Source excerpt:
Showing posts with label New Year's Eve. Show all posts
Showing posts with label New Year's Eve. Show all posts

Thursday, December 30, 2010

The Future is Passe

A Facebook friend recently made me aware, through his status update, of a milestone about to pass unfulfilled. With only one day left in the year 2010 it would appear that we are NOT going to "make contact" as promised in the movie "2010: The Year We Make Contact" (1984). This realization made me think of other science-fiction movies that failed to predict the future before their settings became part of the past instead of the future.

Science-fiction tends to be speculative, and that's a good thing. It doesn't really try to "predict" the future, per se--just use the genre to tell a story that may or may not seem feasible in the real world. The "fiction" part of science-fiction allows for most any setting and plot lines the author/film-makers can imagine. The time frame can be any period in the past, present or future. The "science" aspect of science fiction frequently (but not always) tends to cause the setting to be in the future. Time travel stories/movies are a notable example. Usually the time machine apparatus is invented in the future ("The Terminator" (1984)), or the present ("Back to the Future" (1985)), and the protagonists of the story can then travel to any point in the past or future ("Bill and Ted's Excellent Adventure" (1989)...).

To do:
1 – Translate this sentence from the blog post about science-fiction movies into Spanish: "Science-fiction tends to be speculative, and that's a good thing."
2 – In the blog post about science-fiction movies, which film is cited as an example of a time machine invented in the present?
3 – Carry on the blog post about science-fiction movies from the point where it stops, keeping its informal voice.

Rows:
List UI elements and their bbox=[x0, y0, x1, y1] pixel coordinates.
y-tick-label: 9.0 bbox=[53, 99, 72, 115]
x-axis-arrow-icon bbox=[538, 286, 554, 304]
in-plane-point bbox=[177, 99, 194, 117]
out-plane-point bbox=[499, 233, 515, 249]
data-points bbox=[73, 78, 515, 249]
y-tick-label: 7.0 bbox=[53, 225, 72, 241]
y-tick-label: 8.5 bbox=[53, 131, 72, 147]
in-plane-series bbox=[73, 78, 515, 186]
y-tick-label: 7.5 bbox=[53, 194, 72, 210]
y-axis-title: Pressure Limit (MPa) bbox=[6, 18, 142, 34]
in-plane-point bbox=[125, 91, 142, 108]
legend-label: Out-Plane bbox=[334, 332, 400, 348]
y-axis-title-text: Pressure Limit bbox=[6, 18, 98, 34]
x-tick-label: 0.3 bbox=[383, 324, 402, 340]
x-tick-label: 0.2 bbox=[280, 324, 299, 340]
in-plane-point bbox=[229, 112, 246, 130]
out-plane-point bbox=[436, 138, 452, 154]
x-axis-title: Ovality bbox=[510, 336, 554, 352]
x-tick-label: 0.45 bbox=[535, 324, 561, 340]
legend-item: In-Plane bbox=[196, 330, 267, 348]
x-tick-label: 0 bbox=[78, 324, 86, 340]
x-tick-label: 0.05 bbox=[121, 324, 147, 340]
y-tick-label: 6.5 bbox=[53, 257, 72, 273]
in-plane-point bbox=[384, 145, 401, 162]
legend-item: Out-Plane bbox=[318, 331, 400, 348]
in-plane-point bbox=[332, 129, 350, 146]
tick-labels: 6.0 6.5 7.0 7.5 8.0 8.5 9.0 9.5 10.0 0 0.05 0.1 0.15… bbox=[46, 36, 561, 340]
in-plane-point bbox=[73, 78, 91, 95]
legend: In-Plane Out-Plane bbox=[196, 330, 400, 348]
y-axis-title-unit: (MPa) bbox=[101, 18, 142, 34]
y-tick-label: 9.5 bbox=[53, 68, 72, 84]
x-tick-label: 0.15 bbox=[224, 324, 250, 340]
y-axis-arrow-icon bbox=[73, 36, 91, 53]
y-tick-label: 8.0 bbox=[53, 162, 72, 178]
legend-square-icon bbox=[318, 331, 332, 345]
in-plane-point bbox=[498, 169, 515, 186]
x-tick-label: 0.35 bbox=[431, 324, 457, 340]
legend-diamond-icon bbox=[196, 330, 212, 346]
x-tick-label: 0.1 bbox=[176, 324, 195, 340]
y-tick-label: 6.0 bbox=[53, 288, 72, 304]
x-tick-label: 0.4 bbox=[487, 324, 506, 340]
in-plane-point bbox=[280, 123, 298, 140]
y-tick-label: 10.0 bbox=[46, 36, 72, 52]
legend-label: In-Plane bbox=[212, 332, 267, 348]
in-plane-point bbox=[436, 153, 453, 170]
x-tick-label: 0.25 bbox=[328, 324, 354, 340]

Final results:
1 – La ciencia ficción tiende a ser especulativa, y eso es algo bueno.

2 – "Back to the Future" (1985).

3 –
Now, when a science-fiction story is set in the future, the author/film-makers can choose between a couple of different ways to express when the action is taking place. The first method is to simply describe it as "the future", "the near future", or the futuristic setting can simply be implied by the story itself without needing to state it outright. What makes this method effective is that no matter when the story is read (or the movie watched), it will always be taking place in "the future". The other method is to explicitly state the time that the story is taking place in. This gives a sense of just how far into the future the story is unfolding and gives a sense of relativity to the reader's/viewer's own refernce point in time. This is perfectly fine with a newly published book or a recently released movie, but poses a problem when reading older books or watching older movies. What was "the future" in the story might actually be "the past" by the time someone reads/watches it. With the possible exception of Nostradamus and other future predictors, no one really knows what the future is going to bring. This is what makes science-fiction such an interesting and wide-open genre. One can speculate any kind of future that one can imagine and make an interesting story out of it. Of course, when the time of that story actually comes to pass, the "predictions" made in a future-based story will almost always not reflect the present world's reality.

There are many examples of this paradox, and more are happening all the time. I haven't done any exhaustive research on this topic, but here are a few examples that come to mind from my own movie-watching experience. "2010: The Year We Make Contact" is a very topical example, because 2010 is about to expire with no contact (that I'm aware of) with a higher intelligence from "out there". Jupiter has not collapsed in on itself, and it's going to have to do it pretty quickly if it wants to beat Dick Clark ringing in 2011. Of course "2010" was the sequel to the better known "2001: A Space Odyssey" (1968). Both of these movies were based on Arthur C. Clarke books. As of tomorrow, the dates of both movies will be in the past. Clarke DID write two more books in his series, "2061: Odyssey Three" and "3001: The Final Odyssey". There's still quite a while before the book set in 2061 becomes dated, and 3001 is definitely going to be safe for some time.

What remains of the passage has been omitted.